Element data from apps and pages =
::::::::::

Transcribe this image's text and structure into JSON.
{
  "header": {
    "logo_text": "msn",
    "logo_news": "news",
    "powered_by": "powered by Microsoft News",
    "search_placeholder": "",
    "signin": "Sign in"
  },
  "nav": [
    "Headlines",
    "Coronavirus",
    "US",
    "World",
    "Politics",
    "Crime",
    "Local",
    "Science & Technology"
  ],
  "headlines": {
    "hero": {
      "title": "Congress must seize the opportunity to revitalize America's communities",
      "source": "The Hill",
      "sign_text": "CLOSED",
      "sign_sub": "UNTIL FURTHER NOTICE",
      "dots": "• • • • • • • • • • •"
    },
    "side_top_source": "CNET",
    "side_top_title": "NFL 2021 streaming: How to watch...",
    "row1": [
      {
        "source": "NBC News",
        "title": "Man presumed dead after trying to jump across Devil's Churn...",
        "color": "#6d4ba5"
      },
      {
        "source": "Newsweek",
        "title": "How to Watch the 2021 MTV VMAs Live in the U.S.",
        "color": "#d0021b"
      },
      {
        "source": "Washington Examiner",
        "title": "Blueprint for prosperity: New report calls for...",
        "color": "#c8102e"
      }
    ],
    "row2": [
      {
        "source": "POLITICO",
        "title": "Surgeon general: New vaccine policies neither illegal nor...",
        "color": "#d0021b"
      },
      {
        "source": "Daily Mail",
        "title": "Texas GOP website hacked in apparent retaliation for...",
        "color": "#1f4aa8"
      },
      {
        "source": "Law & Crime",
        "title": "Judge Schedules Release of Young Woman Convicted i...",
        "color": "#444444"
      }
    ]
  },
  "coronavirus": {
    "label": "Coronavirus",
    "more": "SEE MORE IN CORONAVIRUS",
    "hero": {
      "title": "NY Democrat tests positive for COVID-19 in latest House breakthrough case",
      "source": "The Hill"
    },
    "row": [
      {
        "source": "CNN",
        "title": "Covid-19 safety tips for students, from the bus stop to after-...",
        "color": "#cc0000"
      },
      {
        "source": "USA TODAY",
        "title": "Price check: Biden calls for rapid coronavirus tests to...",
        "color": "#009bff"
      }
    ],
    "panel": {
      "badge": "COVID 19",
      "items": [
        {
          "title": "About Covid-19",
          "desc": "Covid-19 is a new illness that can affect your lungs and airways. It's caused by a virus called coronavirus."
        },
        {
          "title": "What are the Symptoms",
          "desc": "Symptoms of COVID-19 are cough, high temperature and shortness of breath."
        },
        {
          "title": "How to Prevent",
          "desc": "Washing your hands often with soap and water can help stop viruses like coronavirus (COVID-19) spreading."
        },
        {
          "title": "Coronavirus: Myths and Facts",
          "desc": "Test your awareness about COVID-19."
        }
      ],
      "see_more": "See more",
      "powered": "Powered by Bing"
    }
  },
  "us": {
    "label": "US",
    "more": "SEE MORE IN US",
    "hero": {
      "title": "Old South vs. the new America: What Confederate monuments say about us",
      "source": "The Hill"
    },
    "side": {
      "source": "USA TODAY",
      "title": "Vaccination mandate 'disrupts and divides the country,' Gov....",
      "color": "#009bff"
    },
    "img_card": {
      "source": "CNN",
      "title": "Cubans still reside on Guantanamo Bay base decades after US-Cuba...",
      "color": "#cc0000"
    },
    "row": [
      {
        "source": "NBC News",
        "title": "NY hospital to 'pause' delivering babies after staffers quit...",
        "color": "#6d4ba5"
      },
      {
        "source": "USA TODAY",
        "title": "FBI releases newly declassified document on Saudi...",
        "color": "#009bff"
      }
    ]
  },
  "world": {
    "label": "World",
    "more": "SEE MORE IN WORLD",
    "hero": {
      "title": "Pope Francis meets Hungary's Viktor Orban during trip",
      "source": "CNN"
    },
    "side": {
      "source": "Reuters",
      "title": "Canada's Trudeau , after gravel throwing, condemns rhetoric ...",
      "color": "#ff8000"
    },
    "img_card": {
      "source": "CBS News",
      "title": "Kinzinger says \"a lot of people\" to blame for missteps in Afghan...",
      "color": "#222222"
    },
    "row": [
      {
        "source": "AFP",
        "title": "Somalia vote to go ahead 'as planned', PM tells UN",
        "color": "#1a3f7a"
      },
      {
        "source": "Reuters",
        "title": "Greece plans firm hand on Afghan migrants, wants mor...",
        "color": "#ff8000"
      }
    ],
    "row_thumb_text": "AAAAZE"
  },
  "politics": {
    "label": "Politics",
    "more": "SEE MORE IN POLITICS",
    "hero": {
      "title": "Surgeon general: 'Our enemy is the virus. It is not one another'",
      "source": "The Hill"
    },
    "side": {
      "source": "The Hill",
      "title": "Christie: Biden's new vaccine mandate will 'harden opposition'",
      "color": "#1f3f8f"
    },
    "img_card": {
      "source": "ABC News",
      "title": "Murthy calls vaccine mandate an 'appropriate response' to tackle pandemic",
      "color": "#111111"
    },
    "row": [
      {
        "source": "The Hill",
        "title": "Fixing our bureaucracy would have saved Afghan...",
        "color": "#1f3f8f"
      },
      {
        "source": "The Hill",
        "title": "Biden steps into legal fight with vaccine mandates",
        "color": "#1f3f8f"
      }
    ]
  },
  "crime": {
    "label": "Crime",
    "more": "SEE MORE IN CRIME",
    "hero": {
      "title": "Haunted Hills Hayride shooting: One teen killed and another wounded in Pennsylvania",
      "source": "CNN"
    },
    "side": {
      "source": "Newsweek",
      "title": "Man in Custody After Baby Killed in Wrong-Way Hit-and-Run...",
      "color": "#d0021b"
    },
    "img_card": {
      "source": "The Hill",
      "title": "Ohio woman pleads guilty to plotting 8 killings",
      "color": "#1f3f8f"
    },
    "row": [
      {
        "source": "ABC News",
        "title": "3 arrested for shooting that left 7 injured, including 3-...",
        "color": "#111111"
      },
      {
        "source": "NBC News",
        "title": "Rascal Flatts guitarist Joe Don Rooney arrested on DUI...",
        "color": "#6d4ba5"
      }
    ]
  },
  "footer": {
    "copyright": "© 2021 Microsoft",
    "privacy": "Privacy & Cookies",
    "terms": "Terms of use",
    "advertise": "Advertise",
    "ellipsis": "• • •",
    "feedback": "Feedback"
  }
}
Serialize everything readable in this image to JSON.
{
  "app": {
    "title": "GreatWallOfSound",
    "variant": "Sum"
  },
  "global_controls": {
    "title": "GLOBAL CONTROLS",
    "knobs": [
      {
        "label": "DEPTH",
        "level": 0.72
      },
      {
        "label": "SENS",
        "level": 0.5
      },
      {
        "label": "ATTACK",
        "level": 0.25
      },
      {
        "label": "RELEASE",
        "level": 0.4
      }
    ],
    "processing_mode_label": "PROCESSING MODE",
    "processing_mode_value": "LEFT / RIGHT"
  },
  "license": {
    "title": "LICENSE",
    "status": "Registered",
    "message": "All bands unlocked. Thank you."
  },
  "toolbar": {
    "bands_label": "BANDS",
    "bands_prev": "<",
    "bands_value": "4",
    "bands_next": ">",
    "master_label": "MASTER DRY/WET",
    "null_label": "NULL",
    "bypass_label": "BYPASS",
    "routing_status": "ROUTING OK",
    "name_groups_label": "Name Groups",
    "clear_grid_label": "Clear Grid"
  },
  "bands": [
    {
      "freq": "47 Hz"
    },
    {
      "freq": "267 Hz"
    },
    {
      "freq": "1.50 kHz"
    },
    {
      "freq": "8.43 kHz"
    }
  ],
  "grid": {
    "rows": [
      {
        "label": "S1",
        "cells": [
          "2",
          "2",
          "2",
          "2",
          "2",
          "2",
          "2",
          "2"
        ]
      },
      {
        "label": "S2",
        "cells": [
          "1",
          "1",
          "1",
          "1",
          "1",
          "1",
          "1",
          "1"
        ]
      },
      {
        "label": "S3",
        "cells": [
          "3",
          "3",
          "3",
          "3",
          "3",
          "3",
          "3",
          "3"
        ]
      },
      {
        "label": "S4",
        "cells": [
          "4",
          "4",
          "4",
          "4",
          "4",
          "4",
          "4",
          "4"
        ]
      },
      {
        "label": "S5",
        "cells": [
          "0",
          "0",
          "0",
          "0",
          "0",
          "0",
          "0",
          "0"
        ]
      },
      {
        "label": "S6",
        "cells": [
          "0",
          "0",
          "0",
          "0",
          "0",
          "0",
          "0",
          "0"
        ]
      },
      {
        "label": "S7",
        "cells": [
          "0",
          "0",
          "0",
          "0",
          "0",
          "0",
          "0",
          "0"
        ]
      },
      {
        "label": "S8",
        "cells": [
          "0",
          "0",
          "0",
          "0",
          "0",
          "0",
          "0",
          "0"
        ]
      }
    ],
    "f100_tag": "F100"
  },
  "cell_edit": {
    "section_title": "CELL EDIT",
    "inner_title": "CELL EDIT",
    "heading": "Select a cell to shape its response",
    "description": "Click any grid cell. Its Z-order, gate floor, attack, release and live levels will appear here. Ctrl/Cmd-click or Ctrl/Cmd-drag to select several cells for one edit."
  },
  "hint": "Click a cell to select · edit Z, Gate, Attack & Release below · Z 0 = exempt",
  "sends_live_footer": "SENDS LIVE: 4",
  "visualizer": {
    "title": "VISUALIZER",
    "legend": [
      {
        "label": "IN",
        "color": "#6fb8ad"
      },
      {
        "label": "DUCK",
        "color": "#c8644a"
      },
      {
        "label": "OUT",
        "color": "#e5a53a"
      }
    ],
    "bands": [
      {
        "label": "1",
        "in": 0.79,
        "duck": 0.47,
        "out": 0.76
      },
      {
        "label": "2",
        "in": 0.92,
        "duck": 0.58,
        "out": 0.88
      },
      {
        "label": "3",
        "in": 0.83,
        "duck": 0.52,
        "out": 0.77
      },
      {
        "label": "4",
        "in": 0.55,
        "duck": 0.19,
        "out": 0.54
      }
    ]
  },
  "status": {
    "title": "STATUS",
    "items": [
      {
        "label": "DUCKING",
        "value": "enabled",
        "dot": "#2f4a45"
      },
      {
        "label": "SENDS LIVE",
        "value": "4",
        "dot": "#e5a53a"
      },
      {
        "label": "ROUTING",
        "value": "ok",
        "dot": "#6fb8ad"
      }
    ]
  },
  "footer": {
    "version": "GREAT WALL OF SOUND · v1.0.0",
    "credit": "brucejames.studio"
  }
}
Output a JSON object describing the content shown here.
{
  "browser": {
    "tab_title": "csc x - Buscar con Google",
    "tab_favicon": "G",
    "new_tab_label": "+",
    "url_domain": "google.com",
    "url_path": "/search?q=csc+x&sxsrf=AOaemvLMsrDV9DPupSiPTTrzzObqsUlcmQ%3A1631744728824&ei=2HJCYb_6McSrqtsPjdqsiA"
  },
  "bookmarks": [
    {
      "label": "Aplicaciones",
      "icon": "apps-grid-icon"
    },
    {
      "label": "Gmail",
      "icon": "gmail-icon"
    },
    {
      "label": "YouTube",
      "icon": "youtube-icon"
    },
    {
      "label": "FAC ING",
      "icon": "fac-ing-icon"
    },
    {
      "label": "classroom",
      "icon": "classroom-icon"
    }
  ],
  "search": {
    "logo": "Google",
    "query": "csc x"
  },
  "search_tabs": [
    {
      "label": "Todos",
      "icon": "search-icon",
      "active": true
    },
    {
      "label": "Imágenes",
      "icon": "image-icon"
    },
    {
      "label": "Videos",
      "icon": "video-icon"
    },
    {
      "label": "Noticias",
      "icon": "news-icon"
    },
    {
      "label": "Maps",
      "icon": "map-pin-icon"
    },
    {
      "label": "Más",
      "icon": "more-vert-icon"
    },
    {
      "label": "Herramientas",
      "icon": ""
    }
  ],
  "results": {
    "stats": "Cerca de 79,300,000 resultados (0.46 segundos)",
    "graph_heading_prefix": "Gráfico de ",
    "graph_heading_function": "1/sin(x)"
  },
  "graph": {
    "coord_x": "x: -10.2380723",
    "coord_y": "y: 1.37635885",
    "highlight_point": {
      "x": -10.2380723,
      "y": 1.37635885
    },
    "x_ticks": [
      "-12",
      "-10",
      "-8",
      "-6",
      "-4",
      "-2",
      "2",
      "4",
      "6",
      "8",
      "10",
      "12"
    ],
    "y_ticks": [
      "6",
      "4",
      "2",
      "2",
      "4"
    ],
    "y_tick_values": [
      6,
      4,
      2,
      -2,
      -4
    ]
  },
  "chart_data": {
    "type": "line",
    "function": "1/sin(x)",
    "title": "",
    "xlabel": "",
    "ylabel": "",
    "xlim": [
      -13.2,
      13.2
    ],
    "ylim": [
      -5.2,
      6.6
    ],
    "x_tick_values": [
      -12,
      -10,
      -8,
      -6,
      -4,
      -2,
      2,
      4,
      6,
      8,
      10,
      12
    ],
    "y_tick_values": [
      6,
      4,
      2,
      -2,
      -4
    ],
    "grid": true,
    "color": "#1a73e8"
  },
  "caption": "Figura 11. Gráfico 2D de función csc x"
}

::::::::::

Task description = From the data above, gather every line that includes the word "America".

Finished exercise =
      "title": "Congress must seize the opportunity to revitalize America's communities",
      "title": "Old South vs. the new America: What Confederate monuments say about us",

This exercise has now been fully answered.